- [Recorded data]
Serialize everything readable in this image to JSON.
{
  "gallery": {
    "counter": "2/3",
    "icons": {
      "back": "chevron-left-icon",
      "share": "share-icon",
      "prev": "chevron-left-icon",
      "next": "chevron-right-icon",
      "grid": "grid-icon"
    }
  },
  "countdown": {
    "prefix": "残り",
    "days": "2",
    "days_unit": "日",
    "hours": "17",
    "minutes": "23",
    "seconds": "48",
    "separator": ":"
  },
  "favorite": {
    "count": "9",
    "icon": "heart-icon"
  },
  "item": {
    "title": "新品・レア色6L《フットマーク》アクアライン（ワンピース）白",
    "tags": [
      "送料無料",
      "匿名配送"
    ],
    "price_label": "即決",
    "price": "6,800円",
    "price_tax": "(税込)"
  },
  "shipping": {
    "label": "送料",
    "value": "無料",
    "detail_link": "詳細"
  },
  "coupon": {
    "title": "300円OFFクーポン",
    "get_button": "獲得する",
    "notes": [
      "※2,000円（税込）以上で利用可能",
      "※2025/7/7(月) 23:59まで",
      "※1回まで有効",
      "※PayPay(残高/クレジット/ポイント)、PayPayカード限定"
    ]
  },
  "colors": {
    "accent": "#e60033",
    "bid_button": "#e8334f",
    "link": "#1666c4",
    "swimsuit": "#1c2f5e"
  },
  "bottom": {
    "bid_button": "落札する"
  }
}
---
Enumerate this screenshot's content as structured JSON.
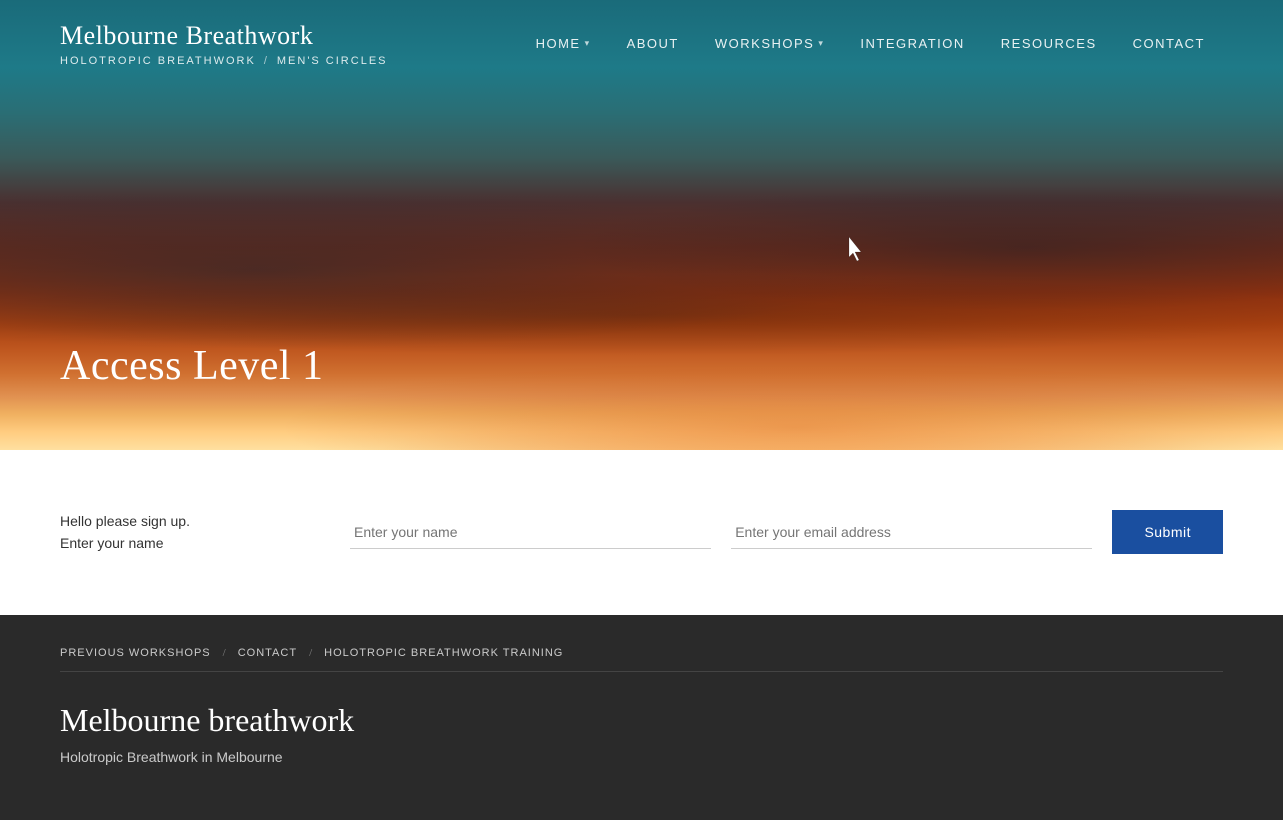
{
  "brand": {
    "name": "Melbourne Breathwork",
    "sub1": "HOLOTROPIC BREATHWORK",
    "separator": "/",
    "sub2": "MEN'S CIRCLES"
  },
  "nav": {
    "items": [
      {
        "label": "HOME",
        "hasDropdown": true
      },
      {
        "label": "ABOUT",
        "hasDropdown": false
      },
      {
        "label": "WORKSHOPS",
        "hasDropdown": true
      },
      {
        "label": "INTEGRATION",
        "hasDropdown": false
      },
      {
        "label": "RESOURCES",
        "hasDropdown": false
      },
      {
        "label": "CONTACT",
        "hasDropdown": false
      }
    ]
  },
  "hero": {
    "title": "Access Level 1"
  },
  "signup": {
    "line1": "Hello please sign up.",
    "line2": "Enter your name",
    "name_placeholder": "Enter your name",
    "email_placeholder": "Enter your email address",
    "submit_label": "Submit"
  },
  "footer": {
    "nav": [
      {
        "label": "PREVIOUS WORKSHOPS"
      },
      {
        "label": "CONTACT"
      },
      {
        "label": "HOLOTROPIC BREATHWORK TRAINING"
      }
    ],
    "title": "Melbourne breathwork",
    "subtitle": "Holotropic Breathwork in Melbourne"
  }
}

- [Work to be completed] Report every line in the data above in which the word "chevron" appears.

- [Correct response]
      "back": "chevron-left-icon",
      "prev": "chevron-left-icon",
      "next": "chevron-right-icon",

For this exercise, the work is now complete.